[Requirement] Copy the material that follows word for word and omit its pictures.

[The input]
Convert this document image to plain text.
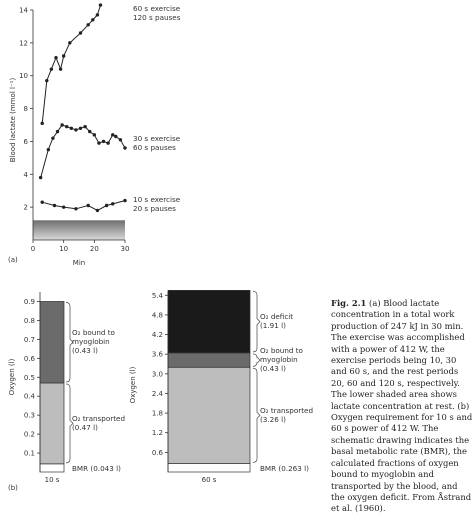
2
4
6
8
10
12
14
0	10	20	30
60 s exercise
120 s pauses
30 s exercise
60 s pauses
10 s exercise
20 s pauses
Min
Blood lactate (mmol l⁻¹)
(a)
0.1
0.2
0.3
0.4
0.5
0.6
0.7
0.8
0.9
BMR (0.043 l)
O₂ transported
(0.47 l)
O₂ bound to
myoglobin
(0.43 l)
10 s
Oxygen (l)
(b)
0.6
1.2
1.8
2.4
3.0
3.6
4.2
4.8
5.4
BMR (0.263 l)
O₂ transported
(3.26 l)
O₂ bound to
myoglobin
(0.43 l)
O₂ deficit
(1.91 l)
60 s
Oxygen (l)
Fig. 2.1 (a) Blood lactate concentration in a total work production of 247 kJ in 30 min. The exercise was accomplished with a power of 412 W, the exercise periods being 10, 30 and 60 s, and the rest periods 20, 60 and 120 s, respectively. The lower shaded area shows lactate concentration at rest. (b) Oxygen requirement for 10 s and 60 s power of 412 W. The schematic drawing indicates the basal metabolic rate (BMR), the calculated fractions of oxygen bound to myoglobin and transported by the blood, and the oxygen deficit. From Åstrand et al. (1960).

[Written reply]
Convert this document image to plain text.
2
4
6
8
10
12
14
0	10	20	30
60 s exercise
120 s pauses
30 s exercise
60 s pauses
10 s exercise
20 s pauses
Min
Blood lactate (mmol l⁻¹)
(a)
0.1
0.2
0.3
0.4
0.5
0.6
0.7
0.8
0.9
BMR (0.043 l)
O₂ transported
(0.47 l)
O₂ bound to
myoglobin
(0.43 l)
10 s
Oxygen (l)
(b)
0.6
1.2
1.8
2.4
3.0
3.6
4.2
4.8
5.4
BMR (0.263 l)
O₂ transported
(3.26 l)
O₂ bound to
myoglobin
(0.43 l)
O₂ deficit
(1.91 l)
60 s
Oxygen (l)
Fig. 2.1 (a) Blood lactate concentration in a total work production of 247 kJ in 30 min. The exercise was accomplished with a power of 412 W, the exercise periods being 10, 30 and 60 s, and the rest periods 20, 60 and 120 s, respectively. The lower shaded area shows lactate concentration at rest. (b) Oxygen requirement for 10 s and 60 s power of 412 W. The schematic drawing indicates the basal metabolic rate (BMR), the calculated fractions of oxygen bound to myoglobin and transported by the blood, and the oxygen deficit. From Åstrand et al. (1960).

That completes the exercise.